# [WHAT IS REQUIRED]
Copy each line below without leaving any out.

━━━━━ EXTRACTED DATA

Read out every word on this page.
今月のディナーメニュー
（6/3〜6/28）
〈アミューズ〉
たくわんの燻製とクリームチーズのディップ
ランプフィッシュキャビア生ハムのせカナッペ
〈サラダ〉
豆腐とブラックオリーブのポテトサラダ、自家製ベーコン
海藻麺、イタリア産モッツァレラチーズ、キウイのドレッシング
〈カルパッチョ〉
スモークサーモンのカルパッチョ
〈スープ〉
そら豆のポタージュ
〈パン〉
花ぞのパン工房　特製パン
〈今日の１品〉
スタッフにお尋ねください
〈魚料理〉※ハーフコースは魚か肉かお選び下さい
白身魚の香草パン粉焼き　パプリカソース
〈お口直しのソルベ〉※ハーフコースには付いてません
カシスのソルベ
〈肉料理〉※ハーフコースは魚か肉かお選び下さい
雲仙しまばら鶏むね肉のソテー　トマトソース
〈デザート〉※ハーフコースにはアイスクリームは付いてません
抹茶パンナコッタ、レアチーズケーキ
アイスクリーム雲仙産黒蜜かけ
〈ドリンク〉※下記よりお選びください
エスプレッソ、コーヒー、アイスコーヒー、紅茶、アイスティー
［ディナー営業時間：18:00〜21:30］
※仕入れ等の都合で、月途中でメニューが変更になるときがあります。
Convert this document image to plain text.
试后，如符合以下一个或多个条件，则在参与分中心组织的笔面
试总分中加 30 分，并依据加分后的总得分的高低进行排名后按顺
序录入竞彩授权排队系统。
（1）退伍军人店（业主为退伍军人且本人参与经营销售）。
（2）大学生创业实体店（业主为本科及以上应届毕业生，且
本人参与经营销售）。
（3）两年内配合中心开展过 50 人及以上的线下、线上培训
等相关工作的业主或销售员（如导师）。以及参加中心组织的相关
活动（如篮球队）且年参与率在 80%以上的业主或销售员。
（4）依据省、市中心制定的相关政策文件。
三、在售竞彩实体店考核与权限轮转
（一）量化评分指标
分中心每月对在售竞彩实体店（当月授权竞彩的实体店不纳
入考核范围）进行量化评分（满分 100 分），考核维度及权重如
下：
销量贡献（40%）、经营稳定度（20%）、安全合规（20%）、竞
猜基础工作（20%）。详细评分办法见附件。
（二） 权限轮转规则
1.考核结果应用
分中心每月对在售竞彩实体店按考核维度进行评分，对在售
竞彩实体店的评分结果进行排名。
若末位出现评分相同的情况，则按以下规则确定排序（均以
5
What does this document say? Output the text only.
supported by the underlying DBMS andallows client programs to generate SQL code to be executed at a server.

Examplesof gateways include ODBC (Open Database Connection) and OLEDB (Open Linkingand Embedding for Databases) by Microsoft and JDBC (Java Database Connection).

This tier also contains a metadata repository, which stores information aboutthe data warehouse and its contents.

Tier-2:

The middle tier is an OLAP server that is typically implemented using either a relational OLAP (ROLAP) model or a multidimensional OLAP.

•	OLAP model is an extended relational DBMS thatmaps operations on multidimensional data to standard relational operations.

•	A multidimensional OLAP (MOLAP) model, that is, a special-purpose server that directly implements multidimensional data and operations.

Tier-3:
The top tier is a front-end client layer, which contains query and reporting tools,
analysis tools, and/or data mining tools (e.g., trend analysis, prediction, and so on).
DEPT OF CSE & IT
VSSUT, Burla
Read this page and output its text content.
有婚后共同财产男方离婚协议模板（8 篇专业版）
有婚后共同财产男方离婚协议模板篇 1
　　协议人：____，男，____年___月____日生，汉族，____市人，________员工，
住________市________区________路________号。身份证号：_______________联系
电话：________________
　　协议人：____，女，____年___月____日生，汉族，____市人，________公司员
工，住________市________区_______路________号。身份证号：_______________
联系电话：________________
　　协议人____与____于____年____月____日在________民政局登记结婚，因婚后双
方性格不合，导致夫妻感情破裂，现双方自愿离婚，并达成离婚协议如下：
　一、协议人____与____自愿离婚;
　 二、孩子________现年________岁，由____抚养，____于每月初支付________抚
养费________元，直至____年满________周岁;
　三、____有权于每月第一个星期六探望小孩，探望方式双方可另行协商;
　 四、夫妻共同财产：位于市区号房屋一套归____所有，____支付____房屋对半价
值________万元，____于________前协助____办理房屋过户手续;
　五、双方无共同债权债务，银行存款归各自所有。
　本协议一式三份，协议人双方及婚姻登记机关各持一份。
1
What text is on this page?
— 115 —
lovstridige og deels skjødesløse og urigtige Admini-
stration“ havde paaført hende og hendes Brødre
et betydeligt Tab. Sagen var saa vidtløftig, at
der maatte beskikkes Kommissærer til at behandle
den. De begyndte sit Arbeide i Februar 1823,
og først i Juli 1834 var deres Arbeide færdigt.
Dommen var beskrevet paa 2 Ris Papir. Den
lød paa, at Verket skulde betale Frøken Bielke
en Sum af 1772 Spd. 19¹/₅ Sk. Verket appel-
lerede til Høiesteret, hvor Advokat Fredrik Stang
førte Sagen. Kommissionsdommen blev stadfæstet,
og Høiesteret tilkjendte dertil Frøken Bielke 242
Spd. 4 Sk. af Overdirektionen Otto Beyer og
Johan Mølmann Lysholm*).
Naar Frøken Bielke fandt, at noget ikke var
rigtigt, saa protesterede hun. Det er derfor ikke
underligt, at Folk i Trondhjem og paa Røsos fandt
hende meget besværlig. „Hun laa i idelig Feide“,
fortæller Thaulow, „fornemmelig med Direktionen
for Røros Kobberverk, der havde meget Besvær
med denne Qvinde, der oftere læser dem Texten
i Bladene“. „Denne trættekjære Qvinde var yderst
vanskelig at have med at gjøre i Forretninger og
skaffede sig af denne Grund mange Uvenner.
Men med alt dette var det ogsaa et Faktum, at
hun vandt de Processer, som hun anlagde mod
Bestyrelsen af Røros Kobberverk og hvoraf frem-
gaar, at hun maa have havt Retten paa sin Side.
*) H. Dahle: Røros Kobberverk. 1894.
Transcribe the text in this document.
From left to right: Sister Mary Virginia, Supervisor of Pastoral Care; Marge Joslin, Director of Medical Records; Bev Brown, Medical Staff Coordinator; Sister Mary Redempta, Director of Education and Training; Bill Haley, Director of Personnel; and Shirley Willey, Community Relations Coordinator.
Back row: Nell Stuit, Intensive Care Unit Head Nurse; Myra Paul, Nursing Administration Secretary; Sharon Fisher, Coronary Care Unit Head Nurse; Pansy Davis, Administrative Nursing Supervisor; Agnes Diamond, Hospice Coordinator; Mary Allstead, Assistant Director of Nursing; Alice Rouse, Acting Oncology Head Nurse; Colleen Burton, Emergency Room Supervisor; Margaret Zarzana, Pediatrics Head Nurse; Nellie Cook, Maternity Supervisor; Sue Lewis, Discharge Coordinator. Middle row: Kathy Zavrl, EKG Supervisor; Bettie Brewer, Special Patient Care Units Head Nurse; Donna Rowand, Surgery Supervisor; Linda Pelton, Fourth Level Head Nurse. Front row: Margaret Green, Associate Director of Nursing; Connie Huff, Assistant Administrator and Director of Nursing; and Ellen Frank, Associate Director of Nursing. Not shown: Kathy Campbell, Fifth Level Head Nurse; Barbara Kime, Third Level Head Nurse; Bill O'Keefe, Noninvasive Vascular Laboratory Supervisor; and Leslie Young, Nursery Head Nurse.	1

━━━━━━━━━━

# [EXERCISE RESULT]
Read out every word on this page.
今月のディナーメニュー
（6/3〜6/28）
〈アミューズ〉
たくわんの燻製とクリームチーズのディップ
ランプフィッシュキャビア生ハムのせカナッペ
〈サラダ〉
豆腐とブラックオリーブのポテトサラダ、自家製ベーコン
海藻麺、イタリア産モッツァレラチーズ、キウイのドレッシング
〈カルパッチョ〉
スモークサーモンのカルパッチョ
〈スープ〉
そら豆のポタージュ
〈パン〉
花ぞのパン工房　特製パン
〈今日の１品〉
スタッフにお尋ねください
〈魚料理〉※ハーフコースは魚か肉かお選び下さい
白身魚の香草パン粉焼き　パプリカソース
〈お口直しのソルベ〉※ハーフコースには付いてません
カシスのソルベ
〈肉料理〉※ハーフコースは魚か肉かお選び下さい
雲仙しまばら鶏むね肉のソテー　トマトソース
〈デザート〉※ハーフコースにはアイスクリームは付いてません
抹茶パンナコッタ、レアチーズケーキ
アイスクリーム雲仙産黒蜜かけ
〈ドリンク〉※下記よりお選びください
エスプレッソ、コーヒー、アイスコーヒー、紅茶、アイスティー
［ディナー営業時間：18:00〜21:30］
※仕入れ等の都合で、月途中でメニューが変更になるときがあります。
Convert this document image to plain text.
试后，如符合以下一个或多个条件，则在参与分中心组织的笔面
试总分中加 30 分，并依据加分后的总得分的高低进行排名后按顺
序录入竞彩授权排队系统。
（1）退伍军人店（业主为退伍军人且本人参与经营销售）。
（2）大学生创业实体店（业主为本科及以上应届毕业生，且
本人参与经营销售）。
（3）两年内配合中心开展过 50 人及以上的线下、线上培训
等相关工作的业主或销售员（如导师）。以及参加中心组织的相关
活动（如篮球队）且年参与率在 80%以上的业主或销售员。
（4）依据省、市中心制定的相关政策文件。
三、在售竞彩实体店考核与权限轮转
（一）量化评分指标
分中心每月对在售竞彩实体店（当月授权竞彩的实体店不纳
入考核范围）进行量化评分（满分 100 分），考核维度及权重如
下：
销量贡献（40%）、经营稳定度（20%）、安全合规（20%）、竞
猜基础工作（20%）。详细评分办法见附件。
（二） 权限轮转规则
1.考核结果应用
分中心每月对在售竞彩实体店按考核维度进行评分，对在售
竞彩实体店的评分结果进行排名。
若末位出现评分相同的情况，则按以下规则确定排序（均以
5
What does this document say? Output the text only.
supported by the underlying DBMS andallows client programs to generate SQL code to be executed at a server.

Examplesof gateways include ODBC (Open Database Connection) and OLEDB (Open Linkingand Embedding for Databases) by Microsoft and JDBC (Java Database Connection).

This tier also contains a metadata repository, which stores information aboutthe data warehouse and its contents.

Tier-2:

The middle tier is an OLAP server that is typically implemented using either a relational OLAP (ROLAP) model or a multidimensional OLAP.

•	OLAP model is an extended relational DBMS thatmaps operations on multidimensional data to standard relational operations.

•	A multidimensional OLAP (MOLAP) model, that is, a special-purpose server that directly implements multidimensional data and operations.

Tier-3:
The top tier is a front-end client layer, which contains query and reporting tools,
analysis tools, and/or data mining tools (e.g., trend analysis, prediction, and so on).
DEPT OF CSE & IT
VSSUT, Burla
Read this page and output its text content.
有婚后共同财产男方离婚协议模板（8 篇专业版）
有婚后共同财产男方离婚协议模板篇 1
　　协议人：____，男，____年___月____日生，汉族，____市人，________员工，
住________市________区________路________号。身份证号：_______________联系
电话：________________
　　协议人：____，女，____年___月____日生，汉族，____市人，________公司员
工，住________市________区_______路________号。身份证号：_______________
联系电话：________________
　　协议人____与____于____年____月____日在________民政局登记结婚，因婚后双
方性格不合，导致夫妻感情破裂，现双方自愿离婚，并达成离婚协议如下：
　一、协议人____与____自愿离婚;
　 二、孩子________现年________岁，由____抚养，____于每月初支付________抚
养费________元，直至____年满________周岁;
　三、____有权于每月第一个星期六探望小孩，探望方式双方可另行协商;
　 四、夫妻共同财产：位于市区号房屋一套归____所有，____支付____房屋对半价
值________万元，____于________前协助____办理房屋过户手续;
　五、双方无共同债权债务，银行存款归各自所有。
　本协议一式三份，协议人双方及婚姻登记机关各持一份。
1
What text is on this page?
— 115 —
lovstridige og deels skjødesløse og urigtige Admini-
stration“ havde paaført hende og hendes Brødre
et betydeligt Tab. Sagen var saa vidtløftig, at
der maatte beskikkes Kommissærer til at behandle
den. De begyndte sit Arbeide i Februar 1823,
og først i Juli 1834 var deres Arbeide færdigt.
Dommen var beskrevet paa 2 Ris Papir. Den
lød paa, at Verket skulde betale Frøken Bielke
en Sum af 1772 Spd. 19¹/₅ Sk. Verket appel-
lerede til Høiesteret, hvor Advokat Fredrik Stang
førte Sagen. Kommissionsdommen blev stadfæstet,
og Høiesteret tilkjendte dertil Frøken Bielke 242
Spd. 4 Sk. af Overdirektionen Otto Beyer og
Johan Mølmann Lysholm*).
Naar Frøken Bielke fandt, at noget ikke var
rigtigt, saa protesterede hun. Det er derfor ikke
underligt, at Folk i Trondhjem og paa Røsos fandt
hende meget besværlig. „Hun laa i idelig Feide“,
fortæller Thaulow, „fornemmelig med Direktionen
for Røros Kobberverk, der havde meget Besvær
med denne Qvinde, der oftere læser dem Texten
i Bladene“. „Denne trættekjære Qvinde var yderst
vanskelig at have med at gjøre i Forretninger og
skaffede sig af denne Grund mange Uvenner.
Men med alt dette var det ogsaa et Faktum, at
hun vandt de Processer, som hun anlagde mod
Bestyrelsen af Røros Kobberverk og hvoraf frem-
gaar, at hun maa have havt Retten paa sin Side.
*) H. Dahle: Røros Kobberverk. 1894.
Transcribe the text in this document.
From left to right: Sister Mary Virginia, Supervisor of Pastoral Care; Marge Joslin, Director of Medical Records; Bev Brown, Medical Staff Coordinator; Sister Mary Redempta, Director of Education and Training; Bill Haley, Director of Personnel; and Shirley Willey, Community Relations Coordinator.
Back row: Nell Stuit, Intensive Care Unit Head Nurse; Myra Paul, Nursing Administration Secretary; Sharon Fisher, Coronary Care Unit Head Nurse; Pansy Davis, Administrative Nursing Supervisor; Agnes Diamond, Hospice Coordinator; Mary Allstead, Assistant Director of Nursing; Alice Rouse, Acting Oncology Head Nurse; Colleen Burton, Emergency Room Supervisor; Margaret Zarzana, Pediatrics Head Nurse; Nellie Cook, Maternity Supervisor; Sue Lewis, Discharge Coordinator. Middle row: Kathy Zavrl, EKG Supervisor; Bettie Brewer, Special Patient Care Units Head Nurse; Donna Rowand, Surgery Supervisor; Linda Pelton, Fourth Level Head Nurse. Front row: Margaret Green, Associate Director of Nursing; Connie Huff, Assistant Administrator and Director of Nursing; and Ellen Frank, Associate Director of Nursing. Not shown: Kathy Campbell, Fifth Level Head Nurse; Barbara Kime, Third Level Head Nurse; Bill O'Keefe, Noninvasive Vascular Laboratory Supervisor; and Leslie Young, Nursery Head Nurse.	1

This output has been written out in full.